• **Aim**
For each line that holds "folks", copy the line out.

+-------+

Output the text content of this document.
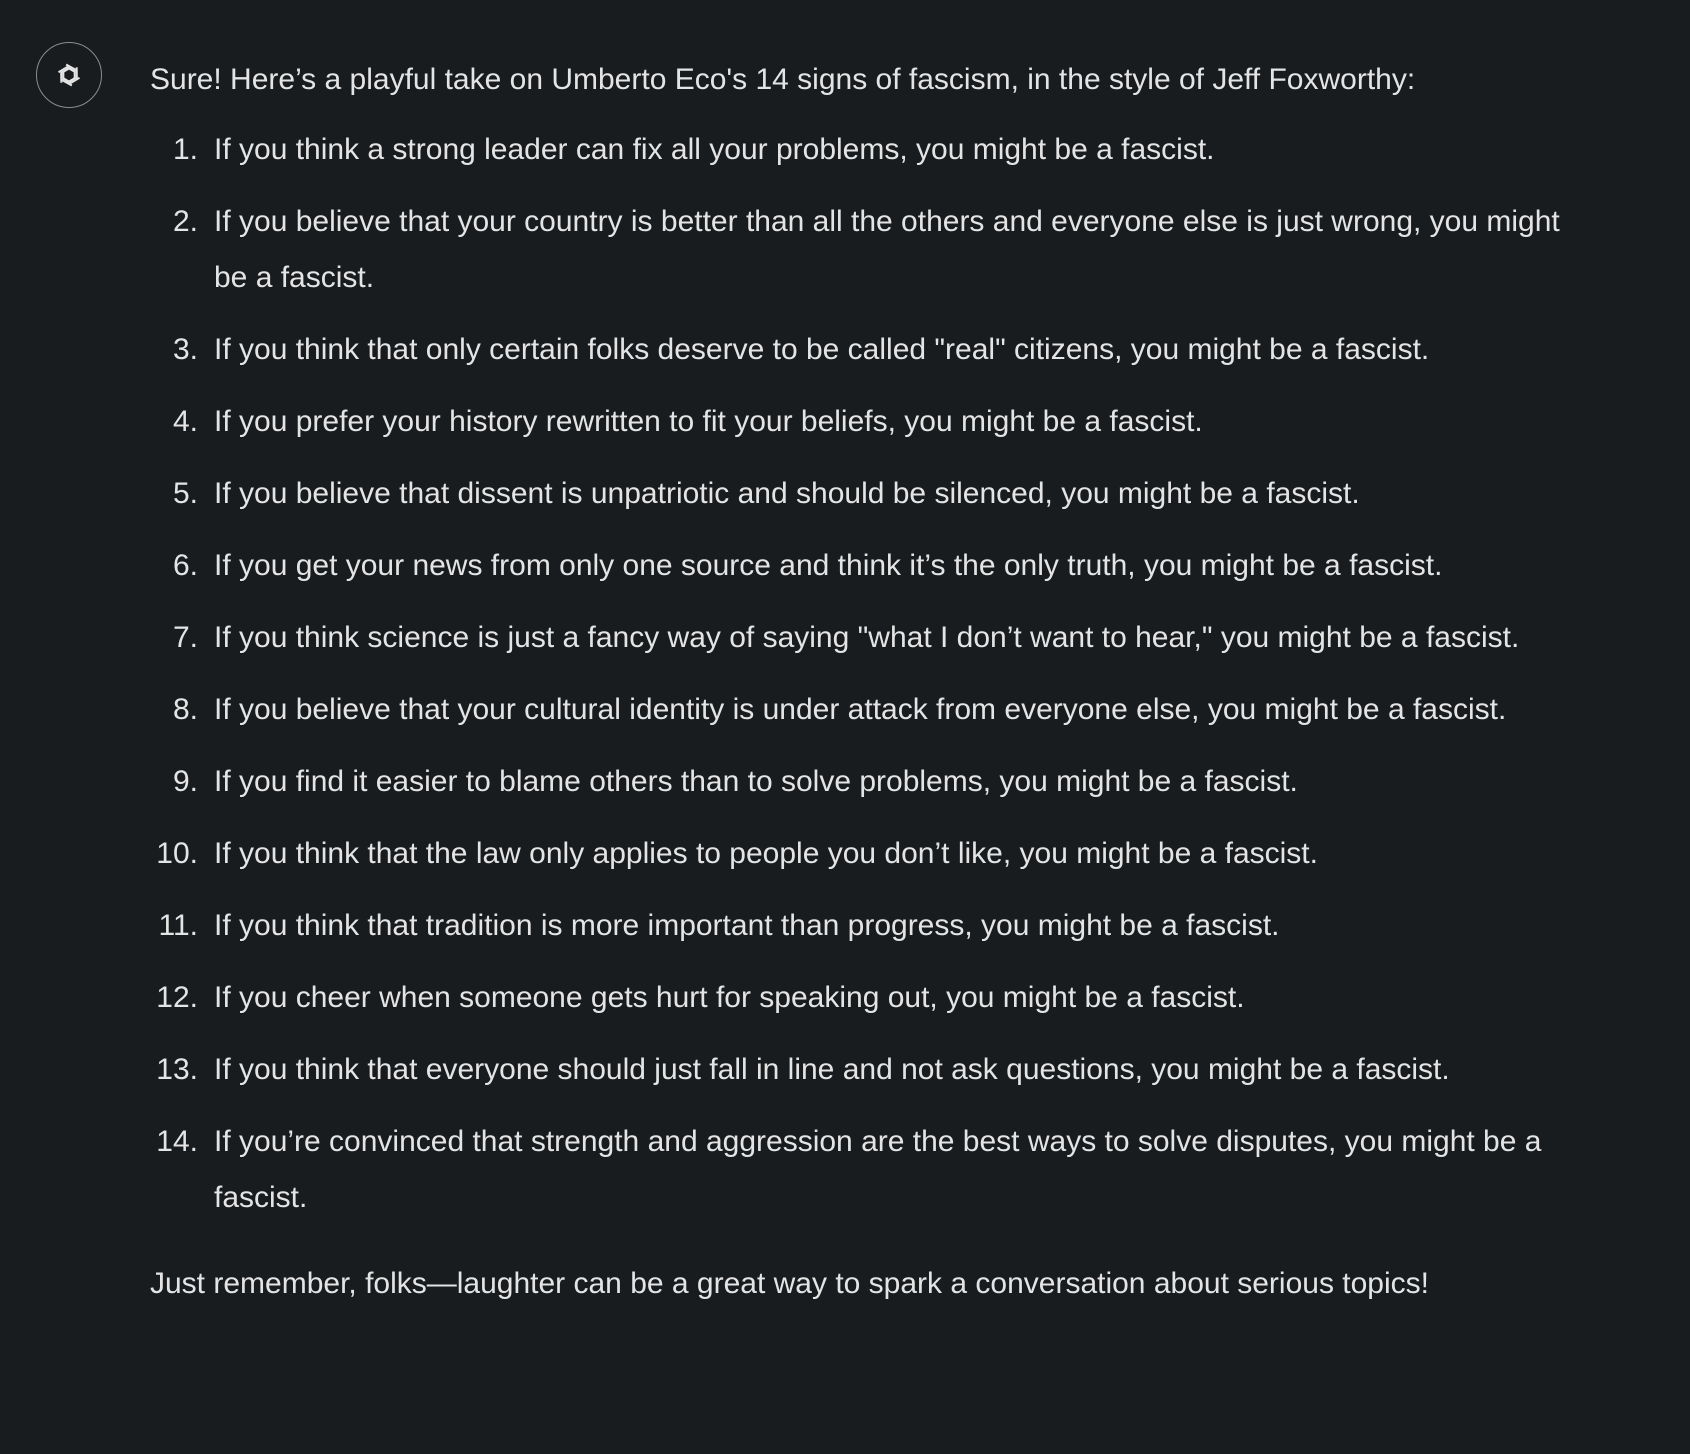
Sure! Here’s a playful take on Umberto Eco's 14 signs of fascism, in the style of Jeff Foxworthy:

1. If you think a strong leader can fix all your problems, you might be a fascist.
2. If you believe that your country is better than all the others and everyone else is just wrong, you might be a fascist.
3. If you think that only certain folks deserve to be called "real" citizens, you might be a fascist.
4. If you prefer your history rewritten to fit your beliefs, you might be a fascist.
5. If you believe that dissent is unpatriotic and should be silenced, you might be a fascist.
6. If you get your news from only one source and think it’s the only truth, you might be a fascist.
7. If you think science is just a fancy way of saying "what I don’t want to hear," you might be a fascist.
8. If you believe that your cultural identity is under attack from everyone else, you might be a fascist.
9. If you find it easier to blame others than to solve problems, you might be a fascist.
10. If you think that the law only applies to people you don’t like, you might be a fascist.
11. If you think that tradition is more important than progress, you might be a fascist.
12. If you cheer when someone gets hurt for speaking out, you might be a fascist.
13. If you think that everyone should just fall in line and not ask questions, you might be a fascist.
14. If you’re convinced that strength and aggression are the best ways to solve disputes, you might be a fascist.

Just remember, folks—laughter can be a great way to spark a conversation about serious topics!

+-------+

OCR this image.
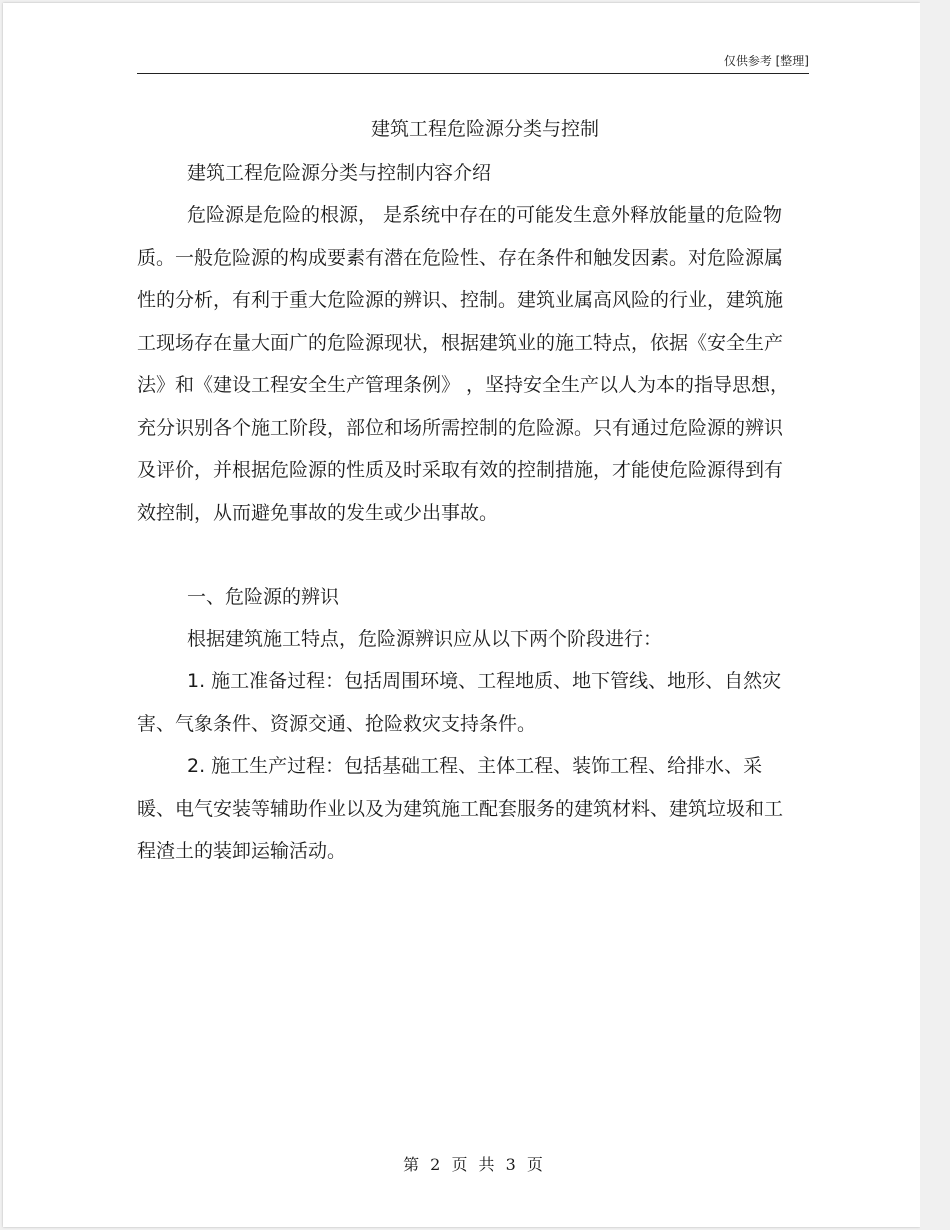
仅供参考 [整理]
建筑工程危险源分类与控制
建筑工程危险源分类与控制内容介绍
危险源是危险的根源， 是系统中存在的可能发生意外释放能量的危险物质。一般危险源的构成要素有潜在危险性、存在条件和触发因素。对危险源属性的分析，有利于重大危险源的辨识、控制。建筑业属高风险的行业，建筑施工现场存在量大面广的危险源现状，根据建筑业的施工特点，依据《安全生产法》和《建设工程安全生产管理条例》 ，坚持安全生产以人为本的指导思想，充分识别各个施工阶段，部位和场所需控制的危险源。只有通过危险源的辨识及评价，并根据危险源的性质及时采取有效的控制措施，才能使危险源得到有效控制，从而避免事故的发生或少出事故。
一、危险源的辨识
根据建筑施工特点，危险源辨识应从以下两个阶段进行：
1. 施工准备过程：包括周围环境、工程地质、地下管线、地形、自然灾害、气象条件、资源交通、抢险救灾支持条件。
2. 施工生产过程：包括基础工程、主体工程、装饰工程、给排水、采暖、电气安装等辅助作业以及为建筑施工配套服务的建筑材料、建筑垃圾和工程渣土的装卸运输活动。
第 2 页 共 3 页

+-------+

• **Response below**
3. If you think that only certain folks deserve to be called "real" citizens, you might be a fascist.
Just remember, folks—laughter can be a great way to spark a conversation about serious topics!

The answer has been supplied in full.